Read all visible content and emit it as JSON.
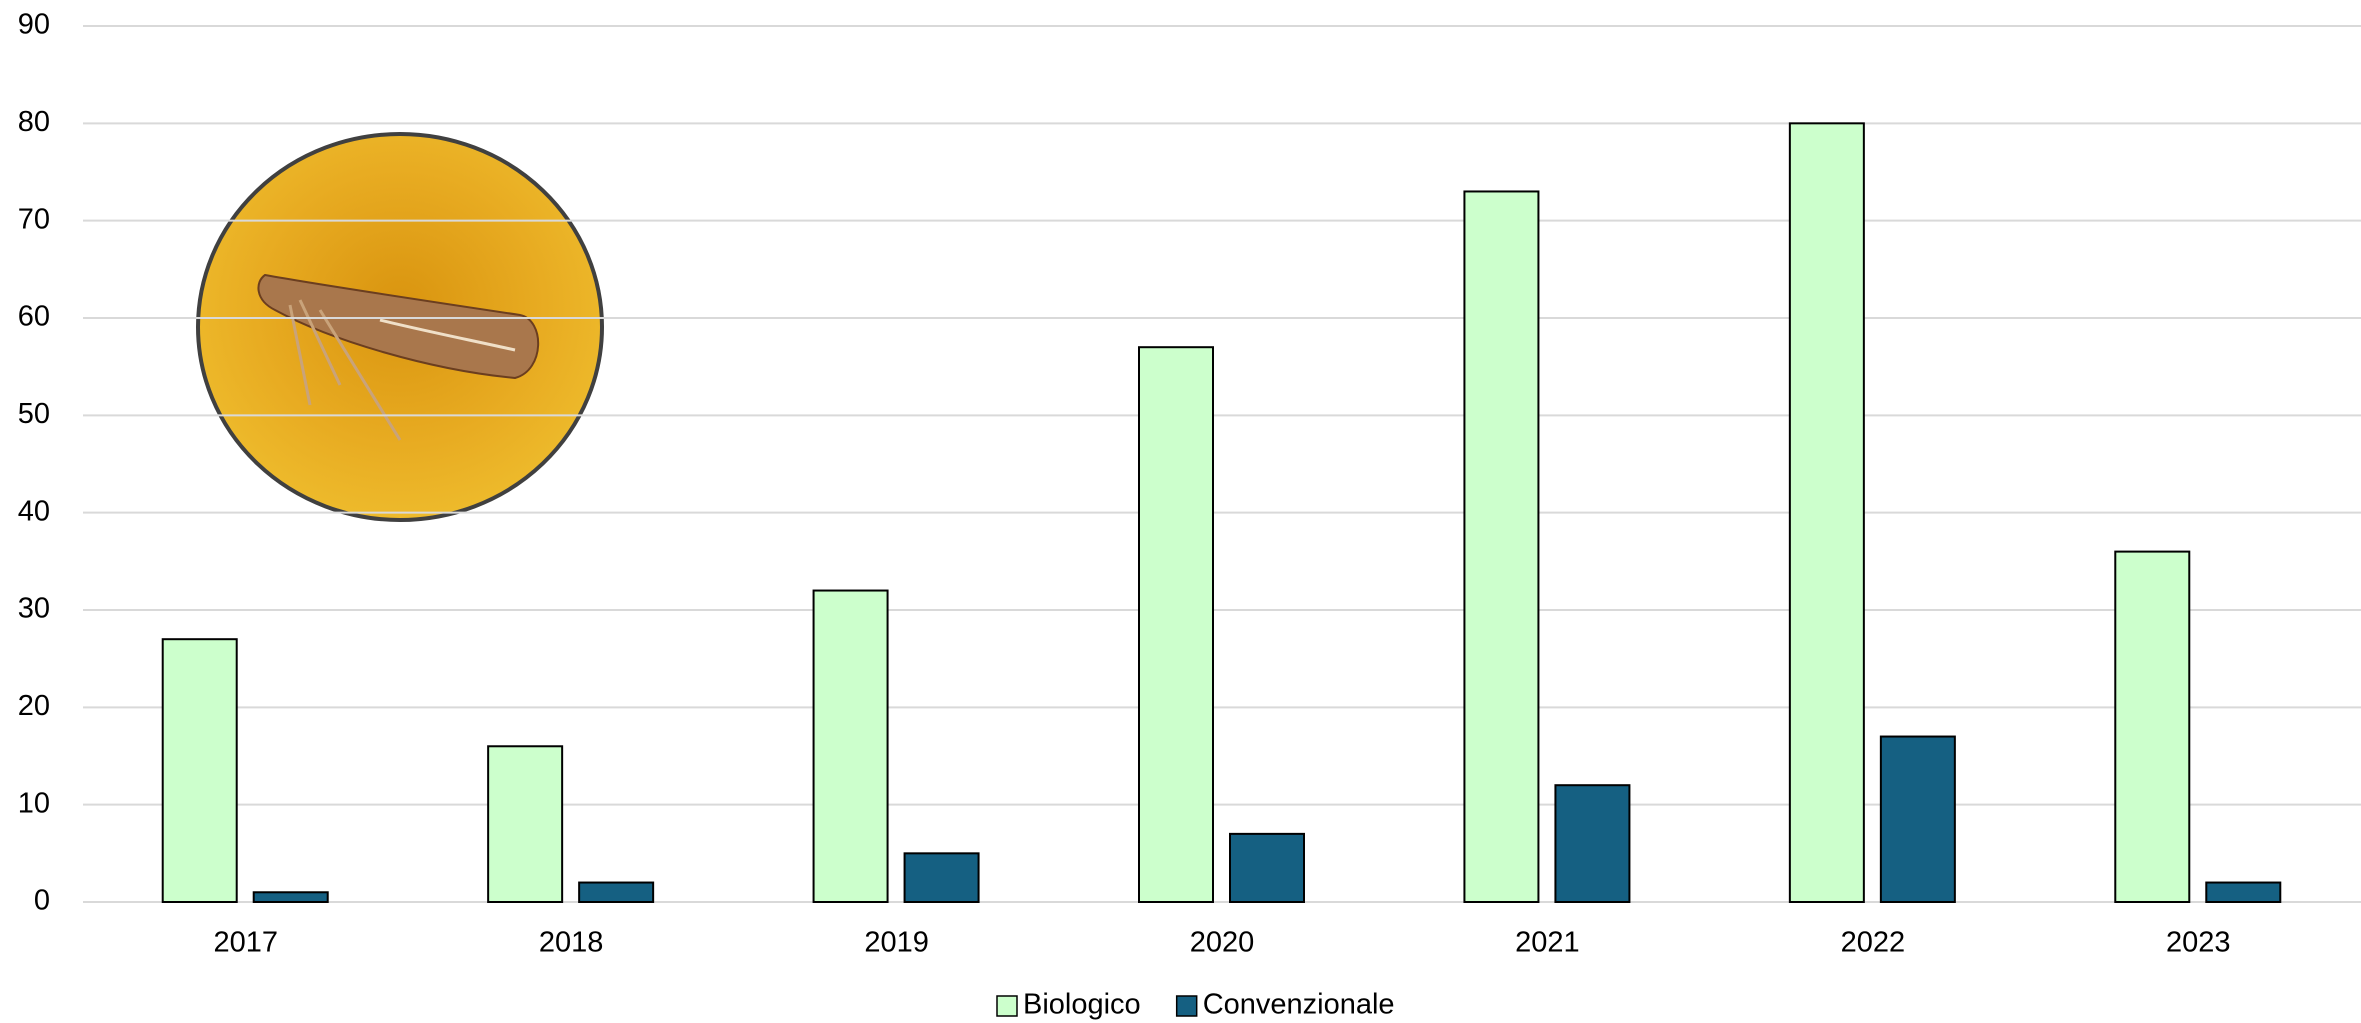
{
  "chart_data": {
    "type": "bar",
    "categories": [
      "2017",
      "2018",
      "2019",
      "2020",
      "2021",
      "2022",
      "2023"
    ],
    "series": [
      {
        "name": "Biologico",
        "color": "#ccffcc",
        "values": [
          27,
          16,
          32,
          57,
          73,
          80,
          36
        ]
      },
      {
        "name": "Convenzionale",
        "color": "#156082",
        "values": [
          1,
          2,
          5,
          7,
          12,
          17,
          2
        ]
      }
    ],
    "ylim": [
      0,
      90
    ],
    "yticks": [
      0,
      10,
      20,
      30,
      40,
      50,
      60,
      70,
      80,
      90
    ],
    "grid": true,
    "legend": "bottom"
  }
}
----------------
### BRIEF
Without the pictures, reproduce every line of the records above exactly.

### REPLY
Read all visible content and emit it as JSON.
{
  "chart_data": {
    "type": "bar",
    "categories": [
      "2017",
      "2018",
      "2019",
      "2020",
      "2021",
      "2022",
      "2023"
    ],
    "series": [
      {
        "name": "Biologico",
        "color": "#ccffcc",
        "values": [
          27,
          16,
          32,
          57,
          73,
          80,
          36
        ]
      },
      {
        "name": "Convenzionale",
        "color": "#156082",
        "values": [
          1,
          2,
          5,
          7,
          12,
          17,
          2
        ]
      }
    ],
    "ylim": [
      0,
      90
    ],
    "yticks": [
      0,
      10,
      20,
      30,
      40,
      50,
      60,
      70,
      80,
      90
    ],
    "grid": true,
    "legend": "bottom"
  }
}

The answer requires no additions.